SHORT EXERCISE
Give the count of lines holding the string "size" and nothing else.

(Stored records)
════
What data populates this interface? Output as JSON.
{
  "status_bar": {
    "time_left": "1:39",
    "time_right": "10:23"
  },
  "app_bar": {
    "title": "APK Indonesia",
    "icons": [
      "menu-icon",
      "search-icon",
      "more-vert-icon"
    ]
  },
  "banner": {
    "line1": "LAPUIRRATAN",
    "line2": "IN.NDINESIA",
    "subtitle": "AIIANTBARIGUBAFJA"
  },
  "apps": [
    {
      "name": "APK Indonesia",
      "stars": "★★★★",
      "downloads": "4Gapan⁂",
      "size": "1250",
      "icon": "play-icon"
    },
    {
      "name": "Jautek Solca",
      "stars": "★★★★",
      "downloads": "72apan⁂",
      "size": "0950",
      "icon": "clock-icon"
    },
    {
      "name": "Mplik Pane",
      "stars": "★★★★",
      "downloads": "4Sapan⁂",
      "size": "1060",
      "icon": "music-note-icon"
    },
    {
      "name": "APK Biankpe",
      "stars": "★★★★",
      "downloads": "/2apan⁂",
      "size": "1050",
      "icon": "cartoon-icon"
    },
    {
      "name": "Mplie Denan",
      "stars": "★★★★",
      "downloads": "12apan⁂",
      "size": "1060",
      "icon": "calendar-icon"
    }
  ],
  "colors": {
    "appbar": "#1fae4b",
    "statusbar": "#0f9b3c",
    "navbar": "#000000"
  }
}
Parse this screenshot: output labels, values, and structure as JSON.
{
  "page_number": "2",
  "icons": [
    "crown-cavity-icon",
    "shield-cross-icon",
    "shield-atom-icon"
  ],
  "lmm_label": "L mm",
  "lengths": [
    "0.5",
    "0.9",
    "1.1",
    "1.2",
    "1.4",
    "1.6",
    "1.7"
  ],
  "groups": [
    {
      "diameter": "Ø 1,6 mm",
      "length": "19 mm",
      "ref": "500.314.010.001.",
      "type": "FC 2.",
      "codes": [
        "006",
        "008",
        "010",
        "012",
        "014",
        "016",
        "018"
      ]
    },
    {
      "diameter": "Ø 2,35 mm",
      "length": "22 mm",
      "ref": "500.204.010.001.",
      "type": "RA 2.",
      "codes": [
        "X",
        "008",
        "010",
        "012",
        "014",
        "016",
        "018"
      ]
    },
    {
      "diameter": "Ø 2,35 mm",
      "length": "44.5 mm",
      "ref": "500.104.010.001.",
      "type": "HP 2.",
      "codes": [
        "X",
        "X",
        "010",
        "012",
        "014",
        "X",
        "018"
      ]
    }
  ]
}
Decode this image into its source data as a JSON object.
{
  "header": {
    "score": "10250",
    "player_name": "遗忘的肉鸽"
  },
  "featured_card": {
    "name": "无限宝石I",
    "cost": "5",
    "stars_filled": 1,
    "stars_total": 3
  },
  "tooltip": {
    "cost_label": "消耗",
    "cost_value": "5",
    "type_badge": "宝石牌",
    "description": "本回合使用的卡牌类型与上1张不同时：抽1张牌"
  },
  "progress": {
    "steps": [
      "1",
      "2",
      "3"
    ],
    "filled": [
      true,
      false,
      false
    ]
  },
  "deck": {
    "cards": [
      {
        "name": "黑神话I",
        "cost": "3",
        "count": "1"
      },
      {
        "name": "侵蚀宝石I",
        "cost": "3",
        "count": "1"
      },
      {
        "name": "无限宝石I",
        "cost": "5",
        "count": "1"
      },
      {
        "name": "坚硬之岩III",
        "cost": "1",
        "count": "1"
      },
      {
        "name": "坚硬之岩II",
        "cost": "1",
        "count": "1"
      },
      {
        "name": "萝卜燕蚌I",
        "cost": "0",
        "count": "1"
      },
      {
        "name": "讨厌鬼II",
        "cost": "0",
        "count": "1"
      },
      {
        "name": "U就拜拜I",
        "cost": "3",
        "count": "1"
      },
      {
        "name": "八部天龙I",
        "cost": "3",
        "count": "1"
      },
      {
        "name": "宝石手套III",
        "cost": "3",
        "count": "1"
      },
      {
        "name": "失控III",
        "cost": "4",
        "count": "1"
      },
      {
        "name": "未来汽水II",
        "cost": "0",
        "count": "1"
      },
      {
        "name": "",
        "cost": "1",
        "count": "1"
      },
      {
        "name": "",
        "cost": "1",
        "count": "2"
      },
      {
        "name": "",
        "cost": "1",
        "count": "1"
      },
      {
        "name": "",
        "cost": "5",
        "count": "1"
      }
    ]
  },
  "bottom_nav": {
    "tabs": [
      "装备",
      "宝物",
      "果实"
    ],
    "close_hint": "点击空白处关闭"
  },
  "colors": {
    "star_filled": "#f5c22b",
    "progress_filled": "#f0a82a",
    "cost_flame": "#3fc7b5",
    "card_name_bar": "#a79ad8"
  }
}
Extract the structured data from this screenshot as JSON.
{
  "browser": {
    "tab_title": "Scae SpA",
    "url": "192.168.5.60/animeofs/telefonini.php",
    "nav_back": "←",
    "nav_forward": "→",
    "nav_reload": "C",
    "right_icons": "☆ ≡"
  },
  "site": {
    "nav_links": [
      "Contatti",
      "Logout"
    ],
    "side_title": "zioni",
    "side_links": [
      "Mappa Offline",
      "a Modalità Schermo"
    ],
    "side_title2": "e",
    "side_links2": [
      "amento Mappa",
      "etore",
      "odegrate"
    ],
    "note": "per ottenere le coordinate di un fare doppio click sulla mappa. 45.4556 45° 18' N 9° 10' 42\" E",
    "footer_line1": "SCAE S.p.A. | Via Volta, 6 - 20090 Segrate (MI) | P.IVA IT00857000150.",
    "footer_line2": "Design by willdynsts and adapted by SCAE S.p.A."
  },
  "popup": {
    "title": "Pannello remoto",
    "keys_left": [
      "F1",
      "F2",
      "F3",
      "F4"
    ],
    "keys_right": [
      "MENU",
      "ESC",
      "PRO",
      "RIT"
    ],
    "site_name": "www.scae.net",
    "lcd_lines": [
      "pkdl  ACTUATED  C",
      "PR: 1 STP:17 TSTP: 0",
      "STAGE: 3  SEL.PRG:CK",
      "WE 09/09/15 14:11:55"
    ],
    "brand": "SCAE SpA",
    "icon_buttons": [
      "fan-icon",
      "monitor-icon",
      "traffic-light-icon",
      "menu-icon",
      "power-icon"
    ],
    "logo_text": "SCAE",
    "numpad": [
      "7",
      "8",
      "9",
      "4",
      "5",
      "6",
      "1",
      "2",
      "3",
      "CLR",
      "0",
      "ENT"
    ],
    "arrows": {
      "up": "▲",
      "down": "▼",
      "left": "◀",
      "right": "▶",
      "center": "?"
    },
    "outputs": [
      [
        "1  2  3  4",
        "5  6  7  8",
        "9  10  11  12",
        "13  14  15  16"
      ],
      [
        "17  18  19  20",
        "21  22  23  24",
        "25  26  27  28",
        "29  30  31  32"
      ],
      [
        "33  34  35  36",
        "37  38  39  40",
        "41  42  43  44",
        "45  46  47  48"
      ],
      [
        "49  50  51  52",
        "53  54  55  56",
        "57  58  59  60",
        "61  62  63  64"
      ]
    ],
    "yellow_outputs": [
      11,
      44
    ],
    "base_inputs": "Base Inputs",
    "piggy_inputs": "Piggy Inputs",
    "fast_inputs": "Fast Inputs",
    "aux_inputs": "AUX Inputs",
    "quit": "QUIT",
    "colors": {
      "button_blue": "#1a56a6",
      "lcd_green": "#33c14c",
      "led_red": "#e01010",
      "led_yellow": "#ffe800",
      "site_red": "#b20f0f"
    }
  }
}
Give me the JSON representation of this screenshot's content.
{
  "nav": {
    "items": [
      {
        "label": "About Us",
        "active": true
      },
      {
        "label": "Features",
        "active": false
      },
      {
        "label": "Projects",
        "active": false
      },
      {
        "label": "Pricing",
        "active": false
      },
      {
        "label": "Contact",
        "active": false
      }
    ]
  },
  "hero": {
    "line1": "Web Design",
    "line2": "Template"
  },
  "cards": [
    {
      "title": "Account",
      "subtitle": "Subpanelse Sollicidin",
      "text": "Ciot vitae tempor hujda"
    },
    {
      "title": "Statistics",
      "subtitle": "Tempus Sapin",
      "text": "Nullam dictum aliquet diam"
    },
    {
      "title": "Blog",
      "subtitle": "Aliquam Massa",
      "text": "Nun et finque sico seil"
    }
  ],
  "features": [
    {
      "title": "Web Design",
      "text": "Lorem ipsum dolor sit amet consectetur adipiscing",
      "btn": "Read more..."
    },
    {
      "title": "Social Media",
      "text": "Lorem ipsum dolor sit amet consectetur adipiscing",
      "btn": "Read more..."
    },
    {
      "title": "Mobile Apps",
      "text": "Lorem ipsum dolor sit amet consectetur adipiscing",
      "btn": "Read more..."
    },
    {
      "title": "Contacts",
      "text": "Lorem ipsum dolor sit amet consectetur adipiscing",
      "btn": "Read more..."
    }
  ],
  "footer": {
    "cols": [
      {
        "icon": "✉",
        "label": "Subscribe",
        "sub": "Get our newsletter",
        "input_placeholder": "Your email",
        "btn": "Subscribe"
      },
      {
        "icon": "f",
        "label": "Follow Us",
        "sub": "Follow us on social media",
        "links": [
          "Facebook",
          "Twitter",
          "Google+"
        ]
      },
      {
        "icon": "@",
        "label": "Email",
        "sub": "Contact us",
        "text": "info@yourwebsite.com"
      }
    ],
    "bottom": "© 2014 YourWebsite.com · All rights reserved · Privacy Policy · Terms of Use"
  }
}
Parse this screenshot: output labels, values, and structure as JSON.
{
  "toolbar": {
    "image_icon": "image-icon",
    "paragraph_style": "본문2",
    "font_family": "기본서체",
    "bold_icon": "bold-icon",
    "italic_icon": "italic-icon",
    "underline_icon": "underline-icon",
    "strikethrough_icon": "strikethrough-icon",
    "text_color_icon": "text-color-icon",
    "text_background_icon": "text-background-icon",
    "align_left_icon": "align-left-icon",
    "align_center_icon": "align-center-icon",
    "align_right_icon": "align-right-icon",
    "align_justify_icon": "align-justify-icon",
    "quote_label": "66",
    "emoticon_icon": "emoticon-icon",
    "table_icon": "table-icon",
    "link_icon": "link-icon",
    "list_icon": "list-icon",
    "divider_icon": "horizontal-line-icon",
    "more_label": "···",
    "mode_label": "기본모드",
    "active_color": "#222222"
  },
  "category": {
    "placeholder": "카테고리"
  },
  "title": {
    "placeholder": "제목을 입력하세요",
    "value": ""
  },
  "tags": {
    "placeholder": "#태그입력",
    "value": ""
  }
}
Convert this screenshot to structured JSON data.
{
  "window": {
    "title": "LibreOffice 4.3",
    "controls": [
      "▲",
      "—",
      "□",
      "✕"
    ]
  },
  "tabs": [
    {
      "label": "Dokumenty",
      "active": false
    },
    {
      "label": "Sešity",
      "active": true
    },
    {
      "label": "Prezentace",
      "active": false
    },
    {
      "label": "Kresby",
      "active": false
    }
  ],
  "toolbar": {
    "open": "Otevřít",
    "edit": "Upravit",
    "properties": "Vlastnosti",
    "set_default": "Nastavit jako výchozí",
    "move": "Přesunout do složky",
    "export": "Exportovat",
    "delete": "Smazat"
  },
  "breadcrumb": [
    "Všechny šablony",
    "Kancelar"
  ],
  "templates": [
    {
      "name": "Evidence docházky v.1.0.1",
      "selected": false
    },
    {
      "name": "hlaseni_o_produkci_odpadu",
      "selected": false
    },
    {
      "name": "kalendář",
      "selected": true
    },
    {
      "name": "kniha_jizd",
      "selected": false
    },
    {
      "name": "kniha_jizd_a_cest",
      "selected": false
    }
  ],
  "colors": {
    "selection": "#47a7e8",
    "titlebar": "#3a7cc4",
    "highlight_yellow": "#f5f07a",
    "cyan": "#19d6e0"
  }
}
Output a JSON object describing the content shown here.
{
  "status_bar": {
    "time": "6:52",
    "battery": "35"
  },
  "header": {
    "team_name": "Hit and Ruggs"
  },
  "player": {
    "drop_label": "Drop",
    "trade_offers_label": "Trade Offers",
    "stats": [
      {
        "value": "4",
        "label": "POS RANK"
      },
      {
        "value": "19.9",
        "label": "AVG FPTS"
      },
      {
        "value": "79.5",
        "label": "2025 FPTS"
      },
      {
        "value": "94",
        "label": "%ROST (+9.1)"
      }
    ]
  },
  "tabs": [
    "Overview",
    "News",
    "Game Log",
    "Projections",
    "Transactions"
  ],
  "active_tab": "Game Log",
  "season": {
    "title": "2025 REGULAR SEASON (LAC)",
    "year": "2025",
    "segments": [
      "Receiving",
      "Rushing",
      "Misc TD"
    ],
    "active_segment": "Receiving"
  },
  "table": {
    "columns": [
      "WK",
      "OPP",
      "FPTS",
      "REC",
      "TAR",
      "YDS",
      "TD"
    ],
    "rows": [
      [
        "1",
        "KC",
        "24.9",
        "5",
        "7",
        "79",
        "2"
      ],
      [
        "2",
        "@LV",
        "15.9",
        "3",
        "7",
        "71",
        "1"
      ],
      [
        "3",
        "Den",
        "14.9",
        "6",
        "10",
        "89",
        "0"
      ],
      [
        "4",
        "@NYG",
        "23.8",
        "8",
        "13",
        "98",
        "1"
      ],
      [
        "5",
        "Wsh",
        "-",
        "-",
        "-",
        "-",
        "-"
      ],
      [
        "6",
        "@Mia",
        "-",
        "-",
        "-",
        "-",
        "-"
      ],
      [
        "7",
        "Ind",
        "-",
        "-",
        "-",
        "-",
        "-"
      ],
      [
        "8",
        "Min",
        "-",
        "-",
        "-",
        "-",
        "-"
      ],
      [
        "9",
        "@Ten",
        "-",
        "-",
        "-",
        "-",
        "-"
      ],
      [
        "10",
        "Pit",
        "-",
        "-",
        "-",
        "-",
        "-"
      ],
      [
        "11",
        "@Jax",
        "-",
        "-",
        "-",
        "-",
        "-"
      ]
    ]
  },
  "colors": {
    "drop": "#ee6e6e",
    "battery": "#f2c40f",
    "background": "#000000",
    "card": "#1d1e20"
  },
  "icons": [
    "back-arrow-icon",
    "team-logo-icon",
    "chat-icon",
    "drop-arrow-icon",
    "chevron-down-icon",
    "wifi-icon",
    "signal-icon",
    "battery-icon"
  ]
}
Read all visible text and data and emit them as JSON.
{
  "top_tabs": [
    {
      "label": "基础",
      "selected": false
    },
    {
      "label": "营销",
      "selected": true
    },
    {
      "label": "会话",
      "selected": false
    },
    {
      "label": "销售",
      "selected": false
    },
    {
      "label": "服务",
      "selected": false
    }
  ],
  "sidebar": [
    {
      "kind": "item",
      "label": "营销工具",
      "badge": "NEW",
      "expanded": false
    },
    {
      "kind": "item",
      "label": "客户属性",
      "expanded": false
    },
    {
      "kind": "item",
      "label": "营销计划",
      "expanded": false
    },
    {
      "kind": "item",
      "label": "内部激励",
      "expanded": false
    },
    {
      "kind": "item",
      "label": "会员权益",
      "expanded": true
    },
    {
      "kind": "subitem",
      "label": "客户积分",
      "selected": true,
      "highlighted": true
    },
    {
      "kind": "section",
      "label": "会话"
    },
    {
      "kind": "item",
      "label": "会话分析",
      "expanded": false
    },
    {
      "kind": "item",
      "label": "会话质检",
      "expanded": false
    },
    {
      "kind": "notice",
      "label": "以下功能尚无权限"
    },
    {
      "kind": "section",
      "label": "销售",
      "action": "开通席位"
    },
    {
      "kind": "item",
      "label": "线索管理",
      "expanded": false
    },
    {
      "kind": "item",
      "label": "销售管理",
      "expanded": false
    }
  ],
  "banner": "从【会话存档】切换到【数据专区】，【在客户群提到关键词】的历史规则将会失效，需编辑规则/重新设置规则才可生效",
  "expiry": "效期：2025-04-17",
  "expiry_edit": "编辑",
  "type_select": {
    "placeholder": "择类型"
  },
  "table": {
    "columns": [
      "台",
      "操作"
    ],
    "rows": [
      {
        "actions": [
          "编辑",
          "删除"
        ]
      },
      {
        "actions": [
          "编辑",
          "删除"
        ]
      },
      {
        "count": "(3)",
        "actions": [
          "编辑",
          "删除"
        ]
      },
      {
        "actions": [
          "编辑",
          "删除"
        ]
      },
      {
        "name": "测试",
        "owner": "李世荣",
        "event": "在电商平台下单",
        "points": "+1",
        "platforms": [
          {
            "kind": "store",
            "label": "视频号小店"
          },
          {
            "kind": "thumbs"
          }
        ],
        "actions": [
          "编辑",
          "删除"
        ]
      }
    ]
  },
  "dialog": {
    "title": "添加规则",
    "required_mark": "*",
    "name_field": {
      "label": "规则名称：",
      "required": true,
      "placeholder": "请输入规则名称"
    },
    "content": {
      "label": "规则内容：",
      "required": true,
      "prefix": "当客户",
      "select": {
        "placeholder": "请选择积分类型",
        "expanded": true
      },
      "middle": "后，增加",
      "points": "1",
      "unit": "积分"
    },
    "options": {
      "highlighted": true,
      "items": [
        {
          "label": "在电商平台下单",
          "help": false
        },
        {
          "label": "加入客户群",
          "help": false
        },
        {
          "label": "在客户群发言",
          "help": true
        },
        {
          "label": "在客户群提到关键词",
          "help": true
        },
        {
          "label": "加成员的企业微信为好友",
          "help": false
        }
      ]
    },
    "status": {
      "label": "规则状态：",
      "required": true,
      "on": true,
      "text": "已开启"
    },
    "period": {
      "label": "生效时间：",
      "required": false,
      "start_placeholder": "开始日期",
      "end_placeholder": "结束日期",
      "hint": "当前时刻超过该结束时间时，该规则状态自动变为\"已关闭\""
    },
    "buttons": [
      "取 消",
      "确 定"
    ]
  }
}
════
RIGHT ANSWER
5